# RECORDS SUPPLIED:
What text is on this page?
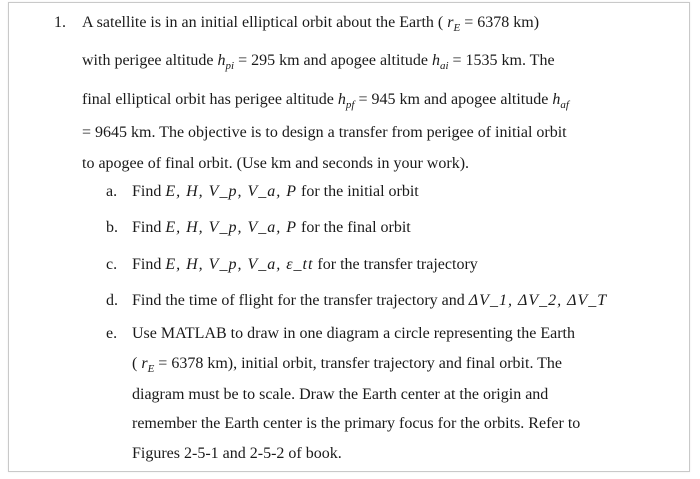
1. A satellite is in an initial elliptical orbit about the Earth ( $r_E = 6378$ km)
with perigee altitude $h_{pi} = 295$ km and apogee altitude $h_{ai} = 1535$ km. The
final elliptical orbit has perigee altitude $h_{pf} = 945$ km and apogee altitude $h_{af}$
= 9645 km. The objective is to design a transfer from perigee of initial orbit
to apogee of final orbit. (Use km and seconds in your work).
a. Find E, H, V_p, V_a, P for the initial orbit
b. Find E, H, V_p, V_a, P for the final orbit
c. Find E, H, V_p, V_a, ε_tt for the transfer trajectory
d. Find the time of flight for the transfer trajectory and ΔV_1, ΔV_2, ΔV_T
e. Use MATLAB to draw in one diagram a circle representing the Earth
( $r_E = 6378$ km), initial orbit, transfer trajectory and final orbit. The
diagram must be to scale. Draw the Earth center at the origin and
remember the Earth center is the primary focus for the orbits. Refer to
Figures 2-5-1 and 2-5-2 of book.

# WRITTEN REQUEST:
Copy all the entries word for word. Omit any pictures.

# COMPLETE OUTPUT:
What text is on this page?
1. A satellite is in an initial elliptical orbit about the Earth ( $r_E = 6378$ km)
with perigee altitude $h_{pi} = 295$ km and apogee altitude $h_{ai} = 1535$ km. The
final elliptical orbit has perigee altitude $h_{pf} = 945$ km and apogee altitude $h_{af}$
= 9645 km. The objective is to design a transfer from perigee of initial orbit
to apogee of final orbit. (Use km and seconds in your work).
a. Find E, H, V_p, V_a, P for the initial orbit
b. Find E, H, V_p, V_a, P for the final orbit
c. Find E, H, V_p, V_a, ε_tt for the transfer trajectory
d. Find the time of flight for the transfer trajectory and ΔV_1, ΔV_2, ΔV_T
e. Use MATLAB to draw in one diagram a circle representing the Earth
( $r_E = 6378$ km), initial orbit, transfer trajectory and final orbit. The
diagram must be to scale. Draw the Earth center at the origin and
remember the Earth center is the primary focus for the orbits. Refer to
Figures 2-5-1 and 2-5-2 of book.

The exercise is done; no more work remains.